• **Problem to work on**
Return all of the data exactly as written, without the pictures.

───── Dataset content

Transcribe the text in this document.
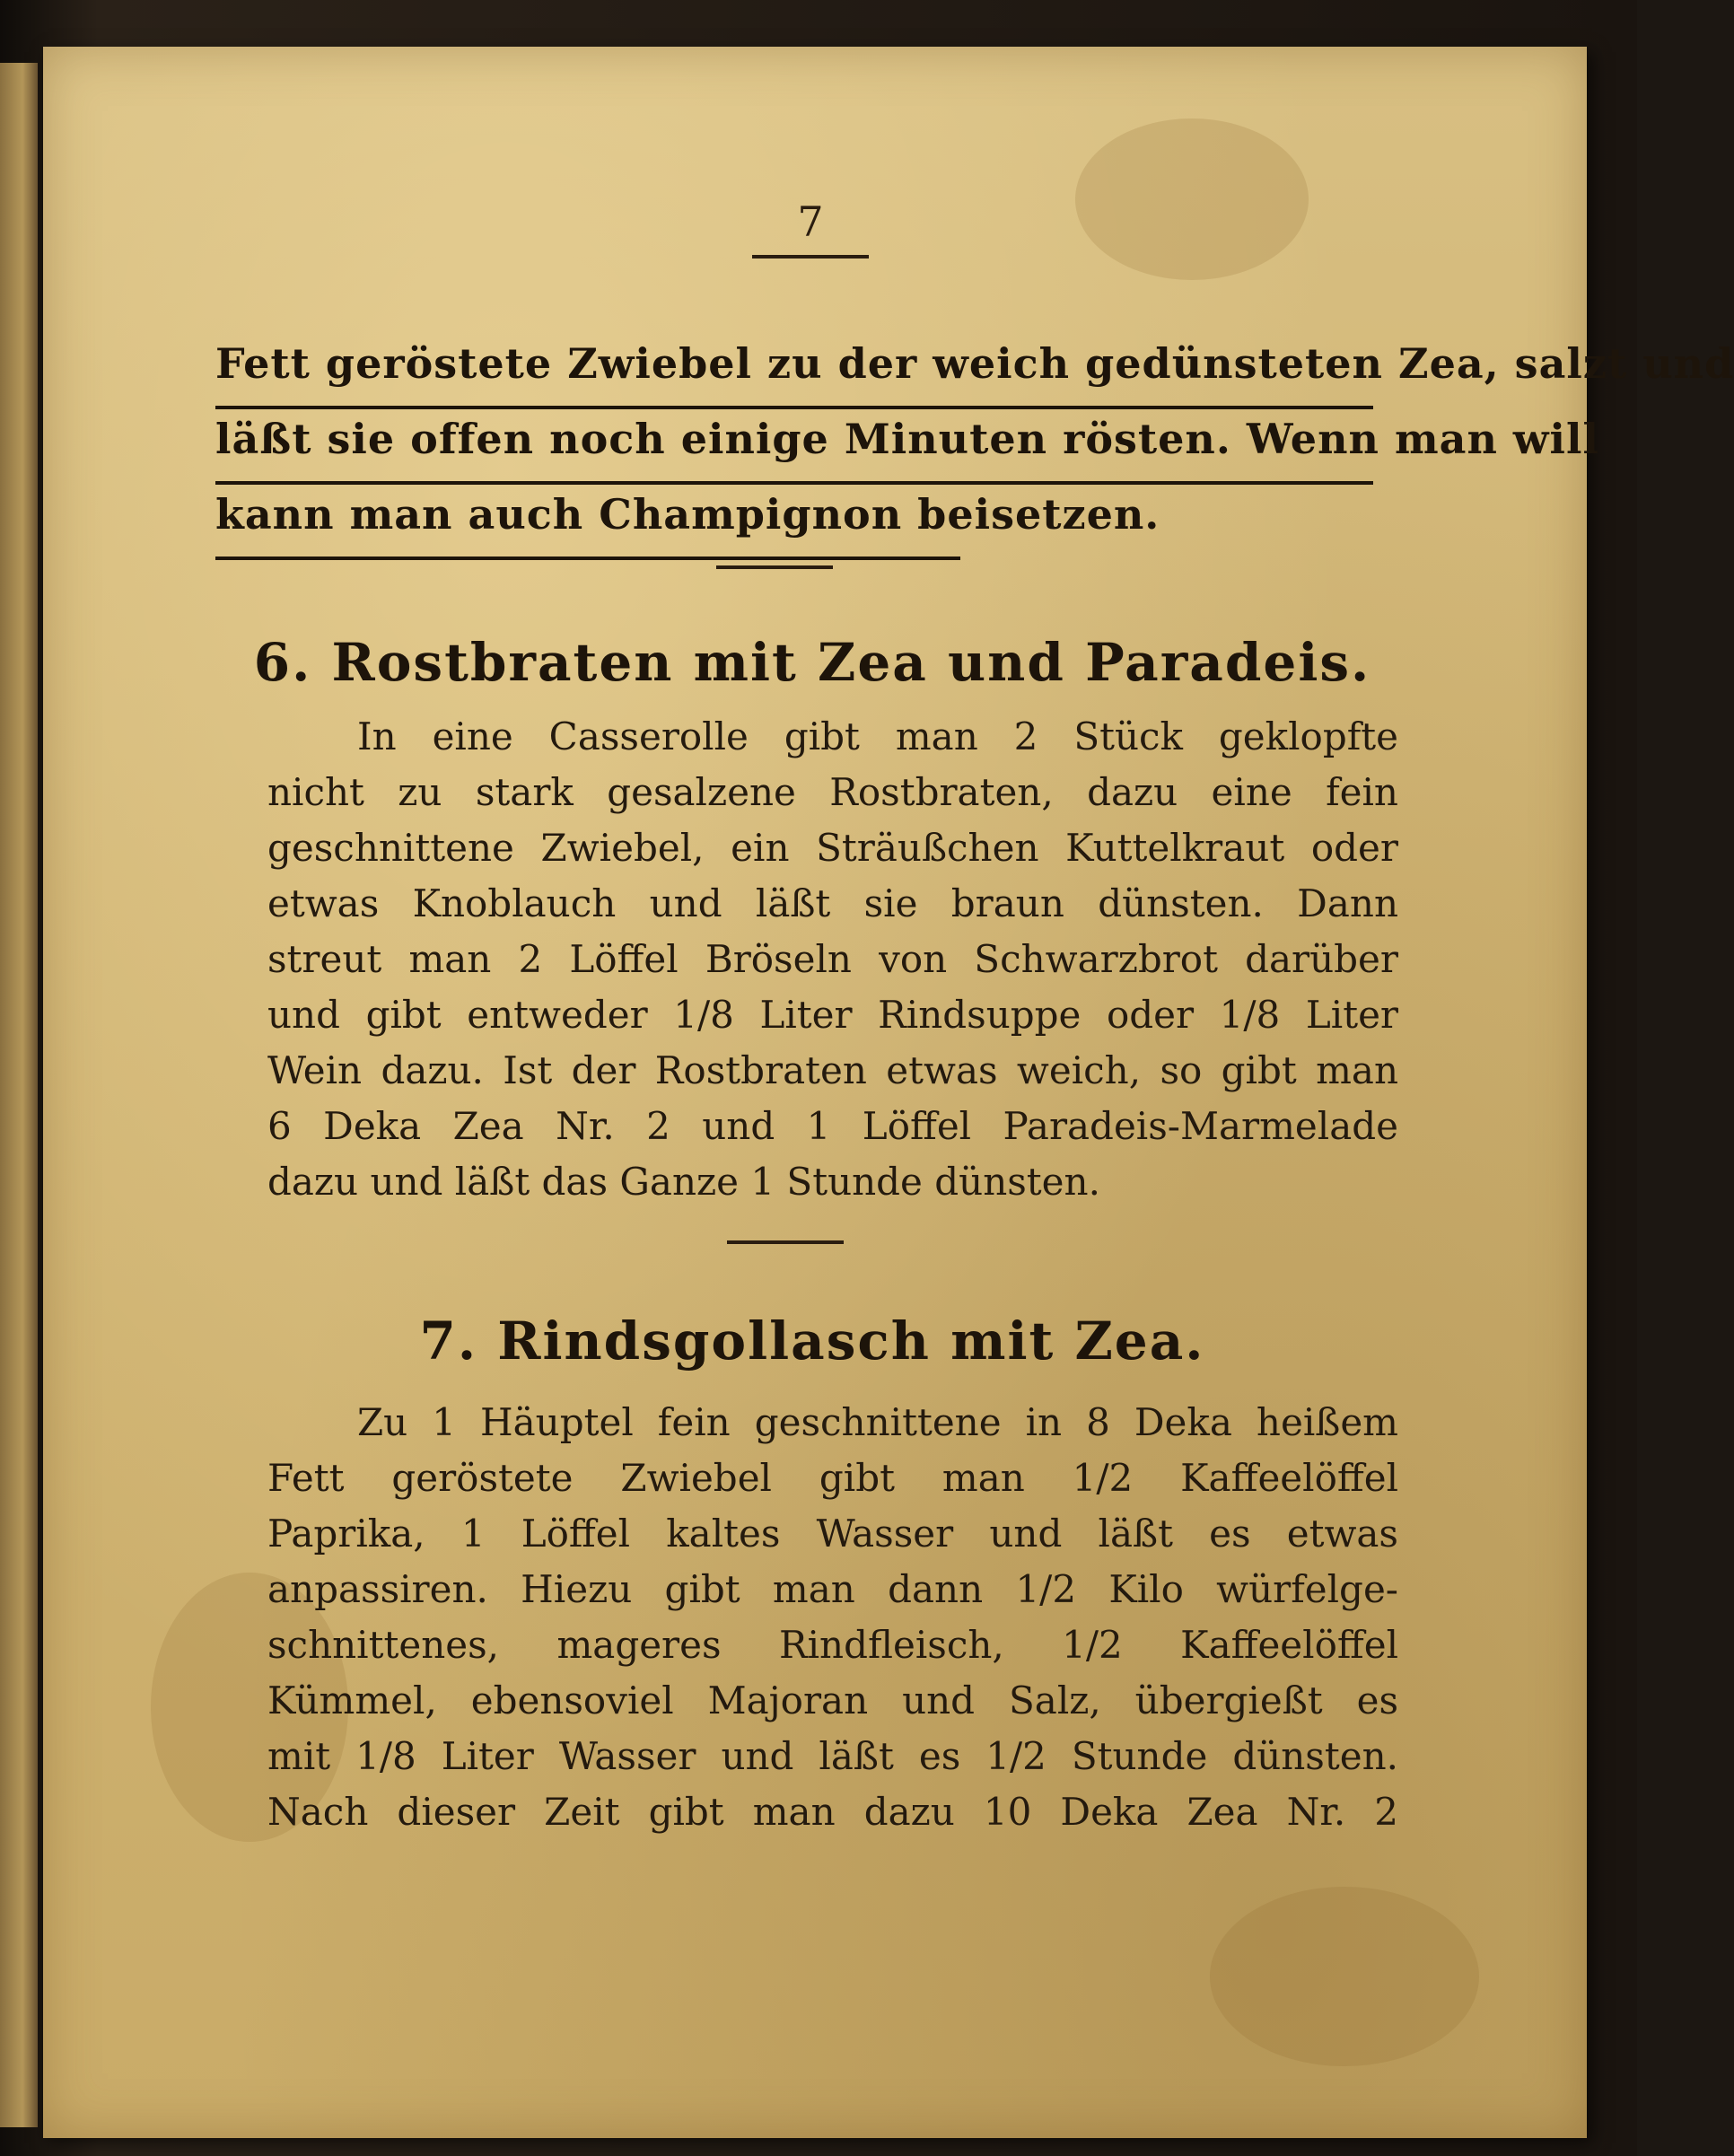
7
Fett geröstete Zwiebel zu der weich gedünsteten Zea, salzt und
läßt sie offen noch einige Minuten rösten. Wenn man will
kann man auch Champignon beisetzen.
6. Rostbraten mit Zea und Paradeis.
In eine Casserolle gibt man 2 Stück geklopfte
nicht zu stark gesalzene Rostbraten, dazu eine fein
geschnittene Zwiebel, ein Sträußchen Kuttelkraut oder
etwas Knoblauch und läßt sie braun dünsten. Dann
streut man 2 Löffel Bröseln von Schwarzbrot darüber
und gibt entweder 1/8 Liter Rindsuppe oder 1/8 Liter
Wein dazu. Ist der Rostbraten etwas weich, so gibt man
6 Deka Zea Nr. 2 und 1 Löffel Paradeis-Marmelade
dazu und läßt das Ganze 1 Stunde dünsten.
7. Rindsgollasch mit Zea.
Zu 1 Häuptel fein geschnittene in 8 Deka heißem
Fett geröstete Zwiebel gibt man 1/2 Kaffeelöffel
Paprika, 1 Löffel kaltes Wasser und läßt es etwas
anpassiren. Hiezu gibt man dann 1/2 Kilo würfelge-
schnittenes, mageres Rindfleisch, 1/2 Kaffeelöffel
Kümmel, ebensoviel Majoran und Salz, übergießt es
mit 1/8 Liter Wasser und läßt es 1/2 Stunde dünsten.
Nach dieser Zeit gibt man dazu 10 Deka Zea Nr. 2
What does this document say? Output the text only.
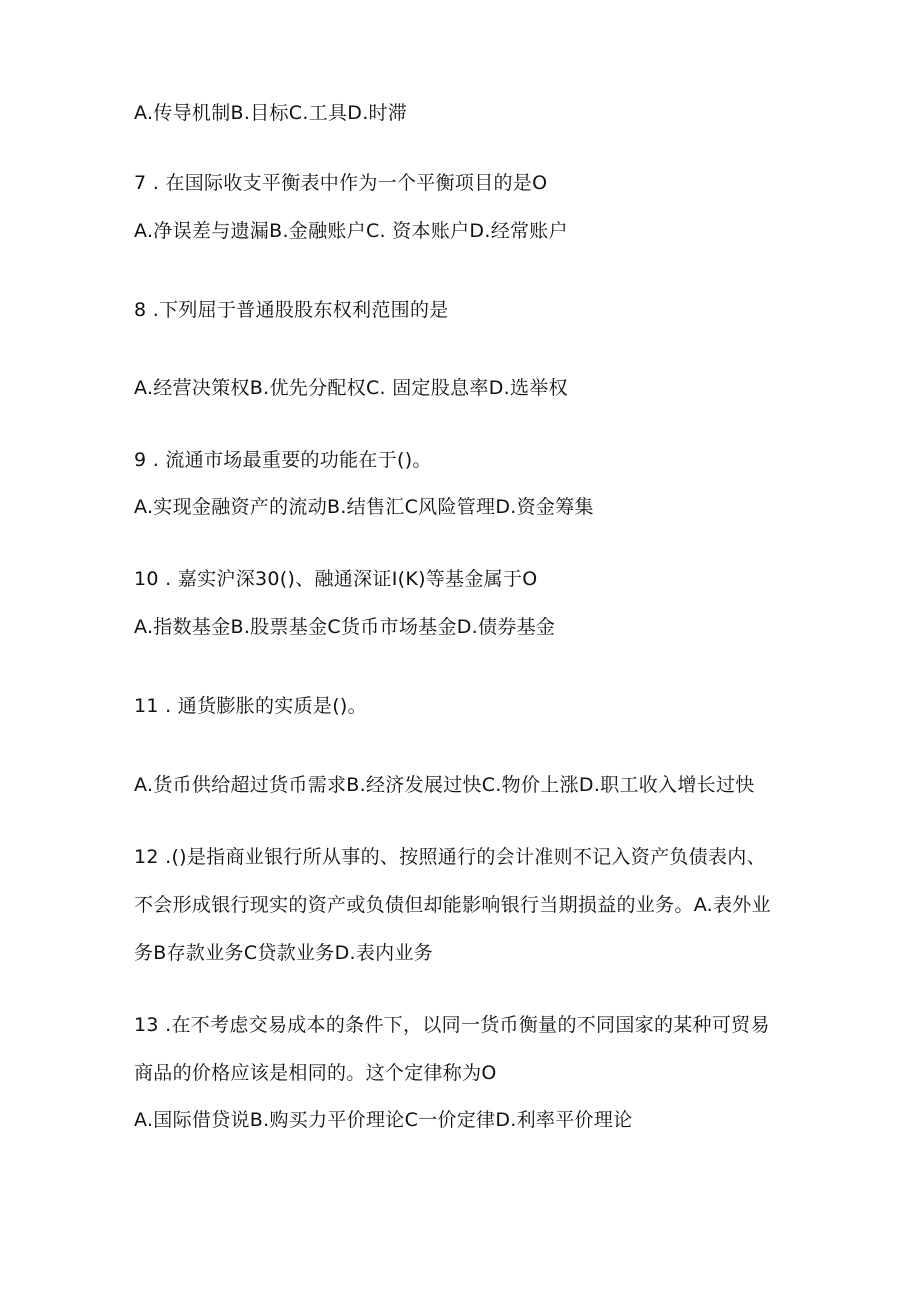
A.传导机制B.目标C.工具D.时滞
7 . 在国际收支平衡表中作为一个平衡项目的是O
A.净误差与遗漏B.金融账户C. 资本账户D.经常账户
8 .下列屈于普通股股东权利范围的是
A.经营决策权B.优先分配权C. 固定股息率D.选举权
9 . 流通市场最重要的功能在于()。
A.实现金融资产的流动B.结售汇C风险管理D.资金筹集
10 . 嘉实沪深30()、融通深证I(K)等基金属于O
A.指数基金B.股票基金C货币市场基金D.债券基金
11 . 通货膨胀的实质是()。
A.货币供给超过货币需求B.经济发展过快C.物价上涨D.职工收入增长过快
12 .()是指商业银行所从事的、按照通行的会计准则不记入资产负债表内、
不会形成银行现实的资产或负债但却能影响银行当期损益的业务。A.表外业
务B存款业务C贷款业务D.表内业务
13 .在不考虑交易成本的条件下，以同一货币衡量的不同国家的某种可贸易
商品的价格应该是相同的。这个定律称为O
A.国际借贷说B.购买力平价理论C一价定律D.利率平价理论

──────────

• **Worked solution**
Transcribe the text in this document.
7
Fett geröstete Zwiebel zu der weich gedünsteten Zea, salzt und
läßt sie offen noch einige Minuten rösten. Wenn man will
kann man auch Champignon beisetzen.
6. Rostbraten mit Zea und Paradeis.
In eine Casserolle gibt man 2 Stück geklopfte
nicht zu stark gesalzene Rostbraten, dazu eine fein
geschnittene Zwiebel, ein Sträußchen Kuttelkraut oder
etwas Knoblauch und läßt sie braun dünsten. Dann
streut man 2 Löffel Bröseln von Schwarzbrot darüber
und gibt entweder 1/8 Liter Rindsuppe oder 1/8 Liter
Wein dazu. Ist der Rostbraten etwas weich, so gibt man
6 Deka Zea Nr. 2 und 1 Löffel Paradeis-Marmelade
dazu und läßt das Ganze 1 Stunde dünsten.
7. Rindsgollasch mit Zea.
Zu 1 Häuptel fein geschnittene in 8 Deka heißem
Fett geröstete Zwiebel gibt man 1/2 Kaffeelöffel
Paprika, 1 Löffel kaltes Wasser und läßt es etwas
anpassiren. Hiezu gibt man dann 1/2 Kilo würfelge-
schnittenes, mageres Rindfleisch, 1/2 Kaffeelöffel
Kümmel, ebensoviel Majoran und Salz, übergießt es
mit 1/8 Liter Wasser und läßt es 1/2 Stunde dünsten.
Nach dieser Zeit gibt man dazu 10 Deka Zea Nr. 2
What does this document say? Output the text only.
A.传导机制B.目标C.工具D.时滞
7 . 在国际收支平衡表中作为一个平衡项目的是O
A.净误差与遗漏B.金融账户C. 资本账户D.经常账户
8 .下列屈于普通股股东权利范围的是
A.经营决策权B.优先分配权C. 固定股息率D.选举权
9 . 流通市场最重要的功能在于()。
A.实现金融资产的流动B.结售汇C风险管理D.资金筹集
10 . 嘉实沪深30()、融通深证I(K)等基金属于O
A.指数基金B.股票基金C货币市场基金D.债券基金
11 . 通货膨胀的实质是()。
A.货币供给超过货币需求B.经济发展过快C.物价上涨D.职工收入增长过快
12 .()是指商业银行所从事的、按照通行的会计准则不记入资产负债表内、
不会形成银行现实的资产或负债但却能影响银行当期损益的业务。A.表外业
务B存款业务C贷款业务D.表内业务
13 .在不考虑交易成本的条件下，以同一货币衡量的不同国家的某种可贸易
商品的价格应该是相同的。这个定律称为O
A.国际借贷说B.购买力平价理论C一价定律D.利率平价理论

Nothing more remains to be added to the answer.